• **TASK STATEMENT**
Could you write out every entry exactly as it stands?

# DATA FOR THIS TASK start

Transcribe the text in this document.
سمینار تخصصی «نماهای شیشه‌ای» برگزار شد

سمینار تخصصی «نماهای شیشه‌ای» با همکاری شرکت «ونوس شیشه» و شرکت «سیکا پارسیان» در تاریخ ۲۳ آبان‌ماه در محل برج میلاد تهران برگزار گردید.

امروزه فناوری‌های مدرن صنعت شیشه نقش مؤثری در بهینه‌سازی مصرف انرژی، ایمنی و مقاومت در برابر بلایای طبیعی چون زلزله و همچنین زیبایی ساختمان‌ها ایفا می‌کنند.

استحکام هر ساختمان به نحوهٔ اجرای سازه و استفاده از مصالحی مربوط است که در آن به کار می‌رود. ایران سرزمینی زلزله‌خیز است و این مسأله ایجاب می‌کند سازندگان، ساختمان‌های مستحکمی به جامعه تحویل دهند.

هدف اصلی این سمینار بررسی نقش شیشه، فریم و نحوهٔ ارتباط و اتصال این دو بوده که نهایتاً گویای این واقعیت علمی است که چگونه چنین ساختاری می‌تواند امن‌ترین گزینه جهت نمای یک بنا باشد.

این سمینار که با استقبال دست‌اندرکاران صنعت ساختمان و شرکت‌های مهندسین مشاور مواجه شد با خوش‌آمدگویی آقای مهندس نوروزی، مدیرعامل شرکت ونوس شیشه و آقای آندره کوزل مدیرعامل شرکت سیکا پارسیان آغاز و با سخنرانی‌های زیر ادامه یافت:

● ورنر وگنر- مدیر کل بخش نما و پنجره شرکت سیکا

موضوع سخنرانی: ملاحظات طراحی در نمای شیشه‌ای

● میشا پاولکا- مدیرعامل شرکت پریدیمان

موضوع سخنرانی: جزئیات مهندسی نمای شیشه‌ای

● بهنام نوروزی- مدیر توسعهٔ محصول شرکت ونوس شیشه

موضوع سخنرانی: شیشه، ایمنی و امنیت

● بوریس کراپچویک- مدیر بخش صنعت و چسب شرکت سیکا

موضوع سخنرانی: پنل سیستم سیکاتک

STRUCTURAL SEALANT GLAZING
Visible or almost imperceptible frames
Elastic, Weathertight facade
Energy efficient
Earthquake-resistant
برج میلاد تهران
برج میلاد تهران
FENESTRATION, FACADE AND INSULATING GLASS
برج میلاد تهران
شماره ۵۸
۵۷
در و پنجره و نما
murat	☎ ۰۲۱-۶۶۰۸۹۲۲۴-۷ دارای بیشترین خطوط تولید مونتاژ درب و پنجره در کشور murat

# DATA FOR THIS TASK end

• **EXERCISE RESULT**
Transcribe the text in this document.
سمینار تخصصی «نماهای شیشه‌ای» برگزار شد

سمینار تخصصی «نماهای شیشه‌ای» با همکاری شرکت «ونوس شیشه» و شرکت «سیکا پارسیان» در تاریخ ۲۳ آبان‌ماه در محل برج میلاد تهران برگزار گردید.

امروزه فناوری‌های مدرن صنعت شیشه نقش مؤثری در بهینه‌سازی مصرف انرژی، ایمنی و مقاومت در برابر بلایای طبیعی چون زلزله و همچنین زیبایی ساختمان‌ها ایفا می‌کنند.

استحکام هر ساختمان به نحوهٔ اجرای سازه و استفاده از مصالحی مربوط است که در آن به کار می‌رود. ایران سرزمینی زلزله‌خیز است و این مسأله ایجاب می‌کند سازندگان، ساختمان‌های مستحکمی به جامعه تحویل دهند.

هدف اصلی این سمینار بررسی نقش شیشه، فریم و نحوهٔ ارتباط و اتصال این دو بوده که نهایتاً گویای این واقعیت علمی است که چگونه چنین ساختاری می‌تواند امن‌ترین گزینه جهت نمای یک بنا باشد.

این سمینار که با استقبال دست‌اندرکاران صنعت ساختمان و شرکت‌های مهندسین مشاور مواجه شد با خوش‌آمدگویی آقای مهندس نوروزی، مدیرعامل شرکت ونوس شیشه و آقای آندره کوزل مدیرعامل شرکت سیکا پارسیان آغاز و با سخنرانی‌های زیر ادامه یافت:

● ورنر وگنر- مدیر کل بخش نما و پنجره شرکت سیکا

موضوع سخنرانی: ملاحظات طراحی در نمای شیشه‌ای

● میشا پاولکا- مدیرعامل شرکت پریدیمان

موضوع سخنرانی: جزئیات مهندسی نمای شیشه‌ای

● بهنام نوروزی- مدیر توسعهٔ محصول شرکت ونوس شیشه

موضوع سخنرانی: شیشه، ایمنی و امنیت

● بوریس کراپچویک- مدیر بخش صنعت و چسب شرکت سیکا

موضوع سخنرانی: پنل سیستم سیکاتک

STRUCTURAL SEALANT GLAZING
Visible or almost imperceptible frames
Elastic, Weathertight facade
Energy efficient
Earthquake-resistant
برج میلاد تهران
برج میلاد تهران
FENESTRATION, FACADE AND INSULATING GLASS
برج میلاد تهران
شماره ۵۸
۵۷
در و پنجره و نما
murat	☎ ۰۲۱-۶۶۰۸۹۲۲۴-۷ دارای بیشترین خطوط تولید مونتاژ درب و پنجره در کشور murat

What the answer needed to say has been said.